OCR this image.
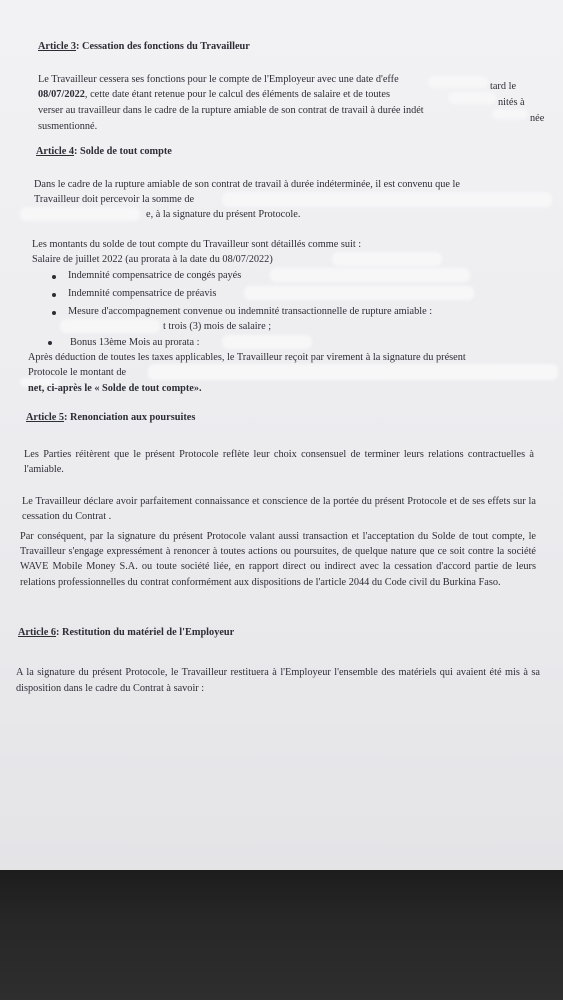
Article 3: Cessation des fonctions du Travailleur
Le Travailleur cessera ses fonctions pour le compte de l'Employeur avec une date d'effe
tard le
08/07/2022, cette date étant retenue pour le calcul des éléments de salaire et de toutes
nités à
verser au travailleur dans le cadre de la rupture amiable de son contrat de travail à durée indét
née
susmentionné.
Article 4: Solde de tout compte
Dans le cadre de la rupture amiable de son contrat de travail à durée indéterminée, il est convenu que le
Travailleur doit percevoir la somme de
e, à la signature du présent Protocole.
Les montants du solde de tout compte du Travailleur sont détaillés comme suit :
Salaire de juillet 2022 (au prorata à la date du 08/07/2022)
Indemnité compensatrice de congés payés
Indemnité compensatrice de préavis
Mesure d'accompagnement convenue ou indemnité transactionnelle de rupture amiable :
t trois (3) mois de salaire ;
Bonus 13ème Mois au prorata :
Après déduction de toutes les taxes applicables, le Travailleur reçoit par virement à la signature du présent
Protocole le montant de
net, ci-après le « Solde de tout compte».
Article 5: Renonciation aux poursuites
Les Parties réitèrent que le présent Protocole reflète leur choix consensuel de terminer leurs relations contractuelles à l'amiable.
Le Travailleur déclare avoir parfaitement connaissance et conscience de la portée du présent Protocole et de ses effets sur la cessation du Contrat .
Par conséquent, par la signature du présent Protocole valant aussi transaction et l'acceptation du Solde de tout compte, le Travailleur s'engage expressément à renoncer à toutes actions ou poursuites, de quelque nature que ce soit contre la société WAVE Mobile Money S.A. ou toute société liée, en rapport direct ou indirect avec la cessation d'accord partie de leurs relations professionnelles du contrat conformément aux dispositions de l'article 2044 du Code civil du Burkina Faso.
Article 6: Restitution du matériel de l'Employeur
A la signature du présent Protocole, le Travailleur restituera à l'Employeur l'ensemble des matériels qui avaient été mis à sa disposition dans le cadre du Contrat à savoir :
-- -- --
Short problem - Exclude the pictures and repeat every other part of the records word for word.

Expected output -
OCR this image.
Article 3: Cessation des fonctions du Travailleur
Le Travailleur cessera ses fonctions pour le compte de l'Employeur avec une date d'effe
tard le
08/07/2022, cette date étant retenue pour le calcul des éléments de salaire et de toutes
nités à
verser au travailleur dans le cadre de la rupture amiable de son contrat de travail à durée indét
née
susmentionné.
Article 4: Solde de tout compte
Dans le cadre de la rupture amiable de son contrat de travail à durée indéterminée, il est convenu que le
Travailleur doit percevoir la somme de
e, à la signature du présent Protocole.
Les montants du solde de tout compte du Travailleur sont détaillés comme suit :
Salaire de juillet 2022 (au prorata à la date du 08/07/2022)
Indemnité compensatrice de congés payés
Indemnité compensatrice de préavis
Mesure d'accompagnement convenue ou indemnité transactionnelle de rupture amiable :
t trois (3) mois de salaire ;
Bonus 13ème Mois au prorata :
Après déduction de toutes les taxes applicables, le Travailleur reçoit par virement à la signature du présent
Protocole le montant de
net, ci-après le « Solde de tout compte».
Article 5: Renonciation aux poursuites
Les Parties réitèrent que le présent Protocole reflète leur choix consensuel de terminer leurs relations contractuelles à l'amiable.
Le Travailleur déclare avoir parfaitement connaissance et conscience de la portée du présent Protocole et de ses effets sur la cessation du Contrat .
Par conséquent, par la signature du présent Protocole valant aussi transaction et l'acceptation du Solde de tout compte, le Travailleur s'engage expressément à renoncer à toutes actions ou poursuites, de quelque nature que ce soit contre la société WAVE Mobile Money S.A. ou toute société liée, en rapport direct ou indirect avec la cessation d'accord partie de leurs relations professionnelles du contrat conformément aux dispositions de l'article 2044 du Code civil du Burkina Faso.
Article 6: Restitution du matériel de l'Employeur
A la signature du présent Protocole, le Travailleur restituera à l'Employeur l'ensemble des matériels qui avaient été mis à sa disposition dans le cadre du Contrat à savoir :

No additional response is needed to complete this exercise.